Objetivo ::
Indica cuántas de las líneas de abajo contienen la cadena "more". Responde solo con el número.

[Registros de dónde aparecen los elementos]
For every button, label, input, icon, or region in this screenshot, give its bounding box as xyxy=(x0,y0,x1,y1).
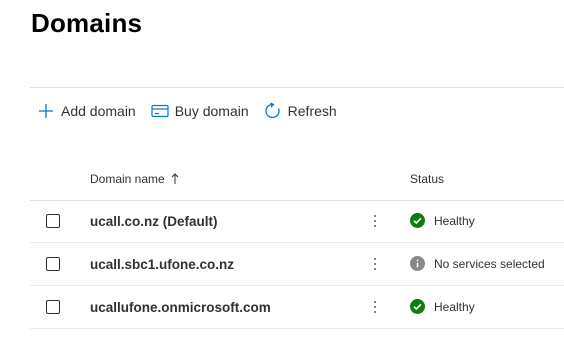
column-header-status[interactable]: Status xyxy=(410,172,444,186)
more-actions-button[interactable] xyxy=(368,253,382,275)
row-checkbox[interactable] xyxy=(46,214,60,228)
refresh-button[interactable]: Refresh xyxy=(264,102,337,120)
credit-card-icon xyxy=(151,102,169,120)
more-actions-button[interactable] xyxy=(368,296,382,318)
status-text: Healthy xyxy=(434,299,475,314)
add-domain-label: Add domain xyxy=(61,103,136,119)
status-text: No services selected xyxy=(434,256,545,271)
domain-name[interactable]: ucall.co.nz (Default) xyxy=(90,214,218,229)
add-domain-button[interactable]: Add domain xyxy=(37,102,136,120)
buy-domain-label: Buy domain xyxy=(174,103,249,119)
row-divider xyxy=(30,328,564,329)
more-actions-button[interactable] xyxy=(368,210,382,232)
status-cell: Healthy xyxy=(410,299,475,314)
buy-domain-button[interactable]: Buy domain xyxy=(151,102,249,120)
table-row[interactable]: ucall.co.nz (Default) Healthy xyxy=(30,201,564,243)
page-title: Domains xyxy=(31,8,143,38)
sort-ascending-icon xyxy=(171,173,179,188)
column-header-domain-name[interactable]: Domain name xyxy=(90,172,179,188)
info-circle-icon xyxy=(410,256,425,271)
table-row[interactable]: ucall.sbc1.ufone.co.nz No services selec… xyxy=(30,244,564,286)
status-text: Healthy xyxy=(434,213,475,228)
column-header-domain-name-label: Domain name xyxy=(90,172,165,186)
command-bar: Add domain Buy domain Refresh xyxy=(37,99,352,123)
header-divider xyxy=(30,87,564,88)
table-row[interactable]: ucallufone.onmicrosoft.com Healthy xyxy=(30,287,564,329)
refresh-icon xyxy=(264,102,282,120)
check-circle-icon xyxy=(410,213,425,228)
row-divider xyxy=(30,242,564,243)
check-circle-icon xyxy=(410,299,425,314)
row-divider xyxy=(30,285,564,286)
row-checkbox[interactable] xyxy=(46,300,60,314)
status-cell: No services selected xyxy=(410,256,545,271)
domain-name[interactable]: ucall.sbc1.ufone.co.nz xyxy=(90,257,234,272)
row-checkbox[interactable] xyxy=(46,257,60,271)
refresh-label: Refresh xyxy=(287,103,337,119)
add-icon xyxy=(37,102,55,120)
status-cell: Healthy xyxy=(410,213,475,228)
domain-name[interactable]: ucallufone.onmicrosoft.com xyxy=(90,300,271,315)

Respuesta ::
3